Extracted records

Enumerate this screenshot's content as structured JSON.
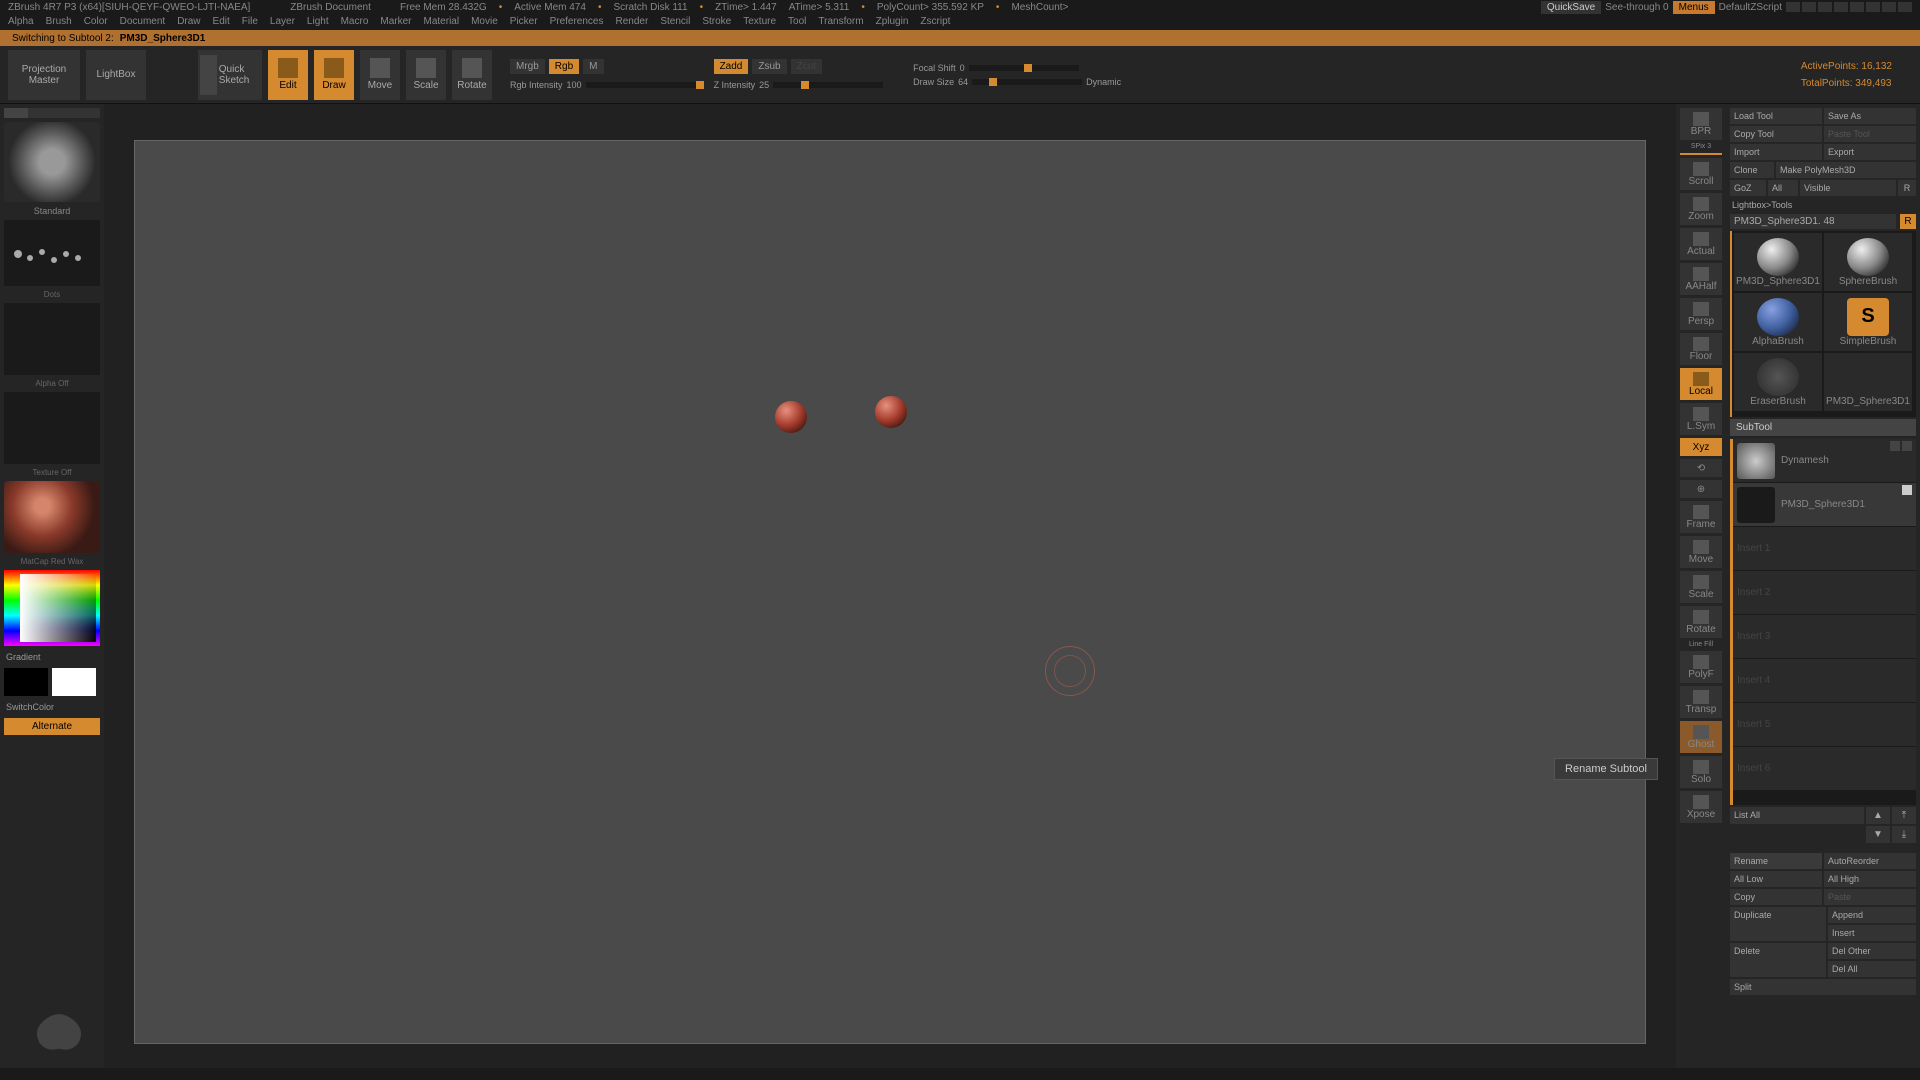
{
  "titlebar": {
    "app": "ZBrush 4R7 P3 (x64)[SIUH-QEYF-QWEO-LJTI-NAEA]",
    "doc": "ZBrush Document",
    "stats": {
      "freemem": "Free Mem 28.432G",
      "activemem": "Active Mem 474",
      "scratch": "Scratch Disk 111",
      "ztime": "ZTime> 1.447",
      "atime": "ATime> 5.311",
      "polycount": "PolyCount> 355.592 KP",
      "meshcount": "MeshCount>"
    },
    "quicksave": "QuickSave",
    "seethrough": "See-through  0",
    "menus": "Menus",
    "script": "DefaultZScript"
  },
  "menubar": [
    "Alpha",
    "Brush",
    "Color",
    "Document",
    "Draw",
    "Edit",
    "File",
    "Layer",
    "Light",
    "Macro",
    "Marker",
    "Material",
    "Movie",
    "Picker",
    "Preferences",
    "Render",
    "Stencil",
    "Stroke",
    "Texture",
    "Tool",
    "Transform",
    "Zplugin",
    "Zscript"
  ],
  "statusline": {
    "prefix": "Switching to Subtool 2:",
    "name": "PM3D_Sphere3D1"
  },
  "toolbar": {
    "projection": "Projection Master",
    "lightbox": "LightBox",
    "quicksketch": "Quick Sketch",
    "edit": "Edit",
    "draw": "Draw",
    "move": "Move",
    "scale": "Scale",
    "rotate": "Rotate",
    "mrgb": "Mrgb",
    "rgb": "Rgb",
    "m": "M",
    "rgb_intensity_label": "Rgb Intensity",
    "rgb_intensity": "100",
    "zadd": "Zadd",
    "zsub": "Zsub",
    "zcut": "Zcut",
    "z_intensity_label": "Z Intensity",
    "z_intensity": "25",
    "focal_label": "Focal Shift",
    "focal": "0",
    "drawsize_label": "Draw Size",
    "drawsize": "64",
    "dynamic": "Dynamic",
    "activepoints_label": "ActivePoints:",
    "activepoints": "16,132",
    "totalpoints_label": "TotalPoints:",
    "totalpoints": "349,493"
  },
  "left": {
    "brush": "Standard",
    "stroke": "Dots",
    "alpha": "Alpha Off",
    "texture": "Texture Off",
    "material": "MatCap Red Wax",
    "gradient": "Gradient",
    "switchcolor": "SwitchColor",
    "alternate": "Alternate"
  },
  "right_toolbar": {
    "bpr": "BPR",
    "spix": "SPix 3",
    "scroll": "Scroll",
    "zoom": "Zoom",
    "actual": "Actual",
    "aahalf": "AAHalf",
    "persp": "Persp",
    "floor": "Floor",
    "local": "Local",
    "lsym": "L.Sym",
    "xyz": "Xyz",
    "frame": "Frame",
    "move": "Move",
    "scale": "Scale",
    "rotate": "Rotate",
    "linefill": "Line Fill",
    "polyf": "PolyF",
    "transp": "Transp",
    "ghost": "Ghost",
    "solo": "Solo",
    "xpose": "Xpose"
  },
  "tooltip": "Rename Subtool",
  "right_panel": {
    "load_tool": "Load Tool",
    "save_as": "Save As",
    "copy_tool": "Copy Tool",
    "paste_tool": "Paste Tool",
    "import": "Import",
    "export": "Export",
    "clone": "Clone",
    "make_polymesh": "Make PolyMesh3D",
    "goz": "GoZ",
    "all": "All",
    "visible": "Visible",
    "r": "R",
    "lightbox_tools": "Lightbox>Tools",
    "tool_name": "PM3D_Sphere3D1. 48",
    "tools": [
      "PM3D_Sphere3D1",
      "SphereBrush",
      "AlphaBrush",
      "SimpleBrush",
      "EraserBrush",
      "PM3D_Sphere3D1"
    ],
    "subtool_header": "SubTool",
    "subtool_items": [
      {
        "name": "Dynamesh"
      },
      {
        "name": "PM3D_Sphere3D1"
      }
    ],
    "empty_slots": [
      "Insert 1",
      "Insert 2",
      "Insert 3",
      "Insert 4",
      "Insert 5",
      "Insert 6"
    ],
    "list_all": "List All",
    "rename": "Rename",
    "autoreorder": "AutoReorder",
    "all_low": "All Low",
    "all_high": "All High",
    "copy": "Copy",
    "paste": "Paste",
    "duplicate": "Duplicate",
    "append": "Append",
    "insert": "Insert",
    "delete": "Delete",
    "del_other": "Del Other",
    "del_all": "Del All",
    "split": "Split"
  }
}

--

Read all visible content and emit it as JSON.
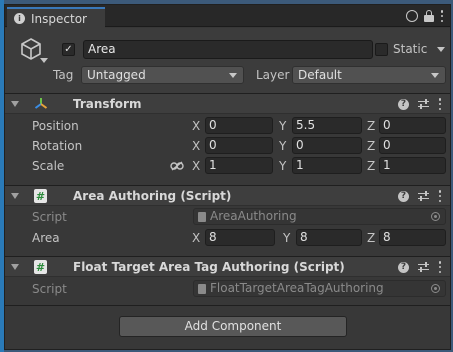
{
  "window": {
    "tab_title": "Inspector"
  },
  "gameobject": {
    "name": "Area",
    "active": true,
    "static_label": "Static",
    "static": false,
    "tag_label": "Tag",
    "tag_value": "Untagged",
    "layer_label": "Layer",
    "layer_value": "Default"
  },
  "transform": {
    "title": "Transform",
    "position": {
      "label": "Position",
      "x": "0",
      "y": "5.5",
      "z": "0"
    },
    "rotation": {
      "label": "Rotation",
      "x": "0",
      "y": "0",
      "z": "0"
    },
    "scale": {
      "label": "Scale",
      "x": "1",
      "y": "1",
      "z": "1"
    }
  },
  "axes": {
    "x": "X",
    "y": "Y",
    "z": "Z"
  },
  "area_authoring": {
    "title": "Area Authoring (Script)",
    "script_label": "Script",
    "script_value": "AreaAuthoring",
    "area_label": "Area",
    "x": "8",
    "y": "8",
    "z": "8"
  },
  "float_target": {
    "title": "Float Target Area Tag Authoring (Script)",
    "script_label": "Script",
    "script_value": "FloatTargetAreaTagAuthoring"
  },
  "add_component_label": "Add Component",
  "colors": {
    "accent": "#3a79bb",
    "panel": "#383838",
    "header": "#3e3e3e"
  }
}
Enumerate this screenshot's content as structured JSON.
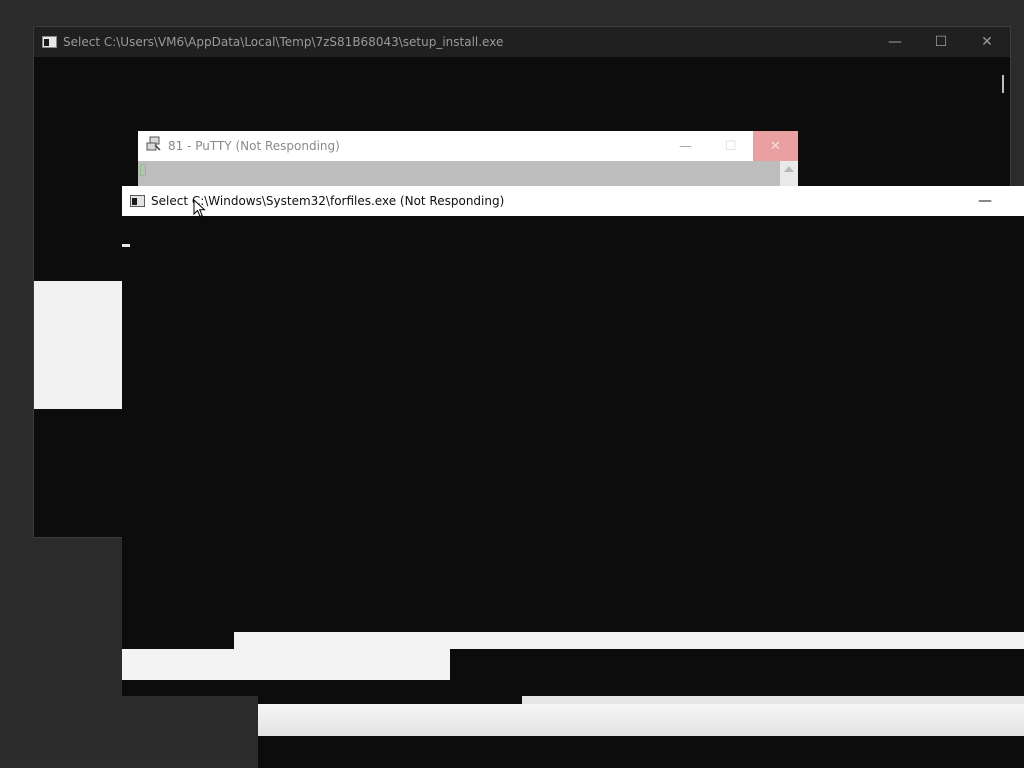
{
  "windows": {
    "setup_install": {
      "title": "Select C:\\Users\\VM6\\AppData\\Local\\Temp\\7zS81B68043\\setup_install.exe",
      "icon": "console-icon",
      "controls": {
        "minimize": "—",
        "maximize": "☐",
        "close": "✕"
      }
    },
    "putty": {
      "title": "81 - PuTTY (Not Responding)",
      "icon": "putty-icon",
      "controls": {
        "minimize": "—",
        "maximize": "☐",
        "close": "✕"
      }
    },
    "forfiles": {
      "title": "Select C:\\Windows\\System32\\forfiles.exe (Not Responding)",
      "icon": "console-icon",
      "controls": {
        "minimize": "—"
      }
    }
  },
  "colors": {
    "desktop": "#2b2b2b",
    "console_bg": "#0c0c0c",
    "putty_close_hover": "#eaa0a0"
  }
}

**Task requirements:**
In the records above, how many lines contain the string "Insert"? State that number only.

**Output below:**
7